* BEGIN DATA LINES *

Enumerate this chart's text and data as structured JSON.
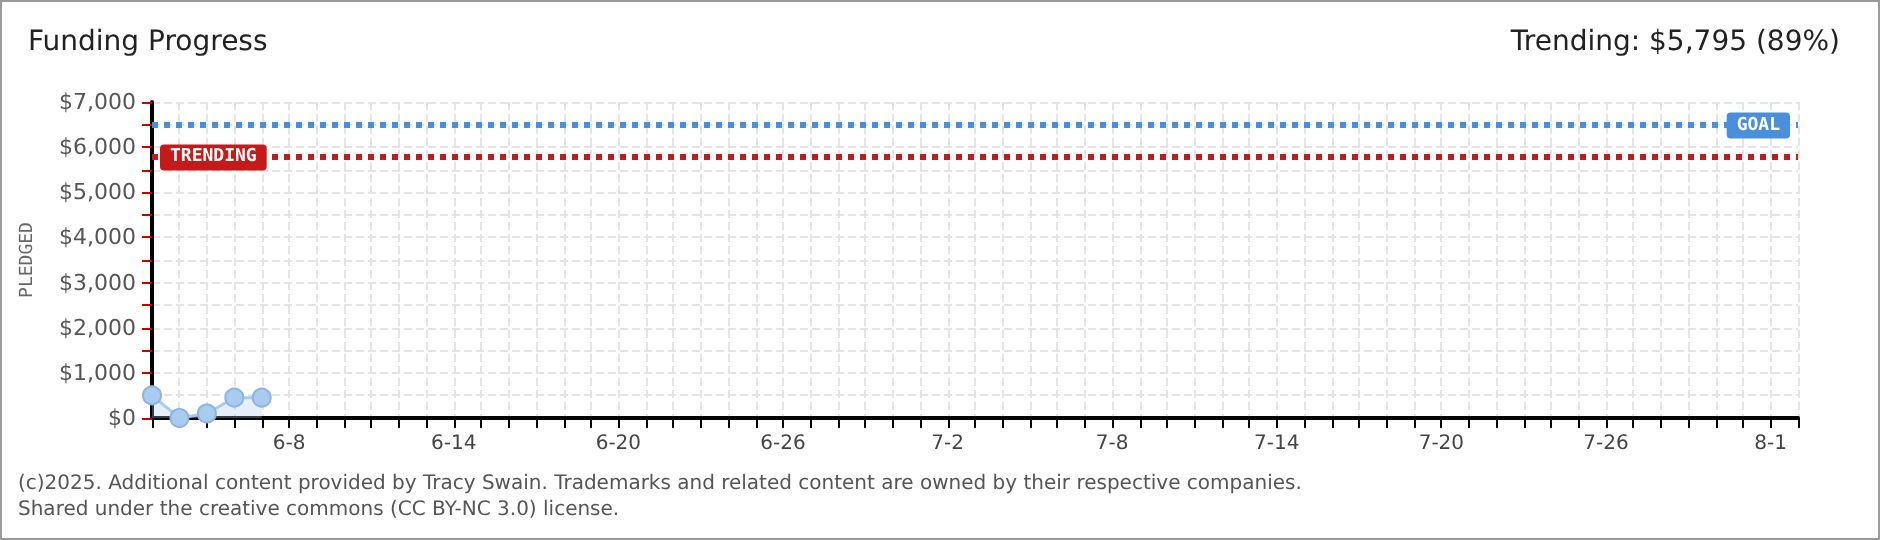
{
  "chart_data": {
    "type": "area",
    "title": "Funding Progress",
    "subtitle": "Trending: $5,795 (89%)",
    "ylabel": "PLEDGED",
    "x": [
      "--06-03",
      "--06-04",
      "--06-05",
      "--06-06",
      "--06-07"
    ],
    "series": [
      {
        "color": "#a9cbf0",
        "values": [
          500,
          0,
          100,
          450,
          450
        ]
      }
    ],
    "xlim": [
      "--06-03",
      "--08-02"
    ],
    "xticks": [
      {
        "value": "--06-03",
        "label": null
      },
      {
        "value": "--06-04",
        "label": null
      },
      {
        "value": "--06-05",
        "label": null
      },
      {
        "value": "--06-06",
        "label": null
      },
      {
        "value": "--06-07",
        "label": null
      },
      {
        "value": "--06-08",
        "label": "6-8"
      },
      {
        "value": "--06-09",
        "label": null
      },
      {
        "value": "--06-10",
        "label": null
      },
      {
        "value": "--06-11",
        "label": null
      },
      {
        "value": "--06-12",
        "label": null
      },
      {
        "value": "--06-13",
        "label": null
      },
      {
        "value": "--06-14",
        "label": "6-14"
      },
      {
        "value": "--06-15",
        "label": null
      },
      {
        "value": "--06-16",
        "label": null
      },
      {
        "value": "--06-17",
        "label": null
      },
      {
        "value": "--06-18",
        "label": null
      },
      {
        "value": "--06-19",
        "label": null
      },
      {
        "value": "--06-20",
        "label": "6-20"
      },
      {
        "value": "--06-21",
        "label": null
      },
      {
        "value": "--06-22",
        "label": null
      },
      {
        "value": "--06-23",
        "label": null
      },
      {
        "value": "--06-24",
        "label": null
      },
      {
        "value": "--06-25",
        "label": null
      },
      {
        "value": "--06-26",
        "label": "6-26"
      },
      {
        "value": "--06-27",
        "label": null
      },
      {
        "value": "--06-28",
        "label": null
      },
      {
        "value": "--06-29",
        "label": null
      },
      {
        "value": "--06-30",
        "label": null
      },
      {
        "value": "--07-01",
        "label": null
      },
      {
        "value": "--07-02",
        "label": "7-2"
      },
      {
        "value": "--07-03",
        "label": null
      },
      {
        "value": "--07-04",
        "label": null
      },
      {
        "value": "--07-05",
        "label": null
      },
      {
        "value": "--07-06",
        "label": null
      },
      {
        "value": "--07-07",
        "label": null
      },
      {
        "value": "--07-08",
        "label": "7-8"
      },
      {
        "value": "--07-09",
        "label": null
      },
      {
        "value": "--07-10",
        "label": null
      },
      {
        "value": "--07-11",
        "label": null
      },
      {
        "value": "--07-12",
        "label": null
      },
      {
        "value": "--07-13",
        "label": null
      },
      {
        "value": "--07-14",
        "label": "7-14"
      },
      {
        "value": "--07-15",
        "label": null
      },
      {
        "value": "--07-16",
        "label": null
      },
      {
        "value": "--07-17",
        "label": null
      },
      {
        "value": "--07-18",
        "label": null
      },
      {
        "value": "--07-19",
        "label": null
      },
      {
        "value": "--07-20",
        "label": "7-20"
      },
      {
        "value": "--07-21",
        "label": null
      },
      {
        "value": "--07-22",
        "label": null
      },
      {
        "value": "--07-23",
        "label": null
      },
      {
        "value": "--07-24",
        "label": null
      },
      {
        "value": "--07-25",
        "label": null
      },
      {
        "value": "--07-26",
        "label": "7-26"
      },
      {
        "value": "--07-27",
        "label": null
      },
      {
        "value": "--07-28",
        "label": null
      },
      {
        "value": "--07-29",
        "label": null
      },
      {
        "value": "--07-30",
        "label": null
      },
      {
        "value": "--07-31",
        "label": null
      },
      {
        "value": "--08-01",
        "label": "8-1"
      },
      {
        "value": "--08-02",
        "label": null
      }
    ],
    "ylim": [
      0,
      7000
    ],
    "yticks": [
      {
        "value": 0,
        "label": "$0"
      },
      {
        "value": 500,
        "label": null
      },
      {
        "value": 1000,
        "label": "$1,000"
      },
      {
        "value": 1500,
        "label": null
      },
      {
        "value": 2000,
        "label": "$2,000"
      },
      {
        "value": 2500,
        "label": null
      },
      {
        "value": 3000,
        "label": "$3,000"
      },
      {
        "value": 3500,
        "label": null
      },
      {
        "value": 4000,
        "label": "$4,000"
      },
      {
        "value": 4500,
        "label": null
      },
      {
        "value": 5000,
        "label": "$5,000"
      },
      {
        "value": 5500,
        "label": null
      },
      {
        "value": 6000,
        "label": "$6,000"
      },
      {
        "value": 6500,
        "label": null
      },
      {
        "value": 7000,
        "label": "$7,000"
      }
    ],
    "grid": true,
    "marker": "circle",
    "ref_lines": [
      {
        "axis": "y",
        "value": 6500,
        "label": "GOAL",
        "color": "#4a8fdc",
        "line_style": "dotted"
      },
      {
        "axis": "y",
        "value": 5795,
        "label": "TRENDING",
        "color": "#c41a1a",
        "line_style": "dotted"
      }
    ],
    "annotations": [
      "(c)2025. Additional content provided by Tracy Swain. Trademarks and related content are owned by their respective companies.",
      "Shared under the creative commons (CC BY-NC 3.0) license."
    ]
  }
}
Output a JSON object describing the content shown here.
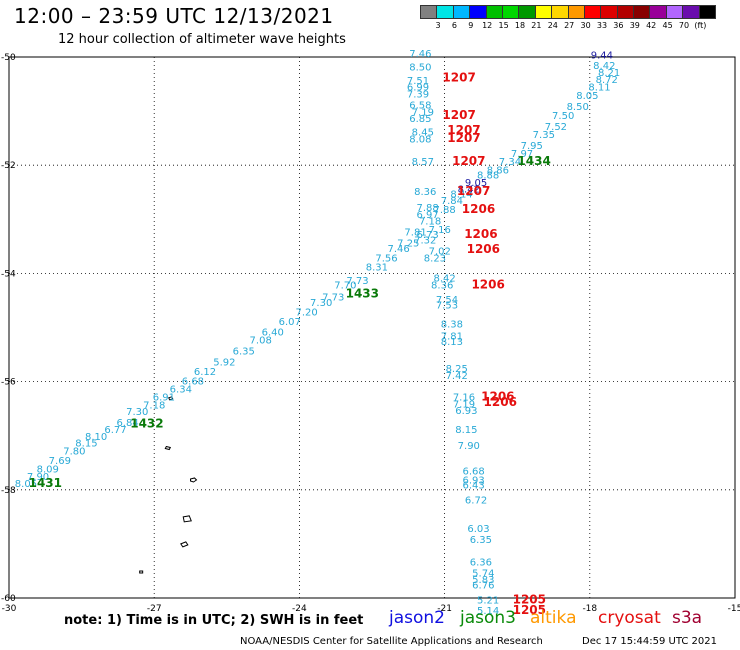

* END DATA LINES *

* EXERCISE DESCRIPTION
Collect every line with the string "color" from the records, and copy each.

* FULL SOLUTION
        "color": "#a9cbf0",
        "color": "#4a8fdc",
        "color": "#c41a1a",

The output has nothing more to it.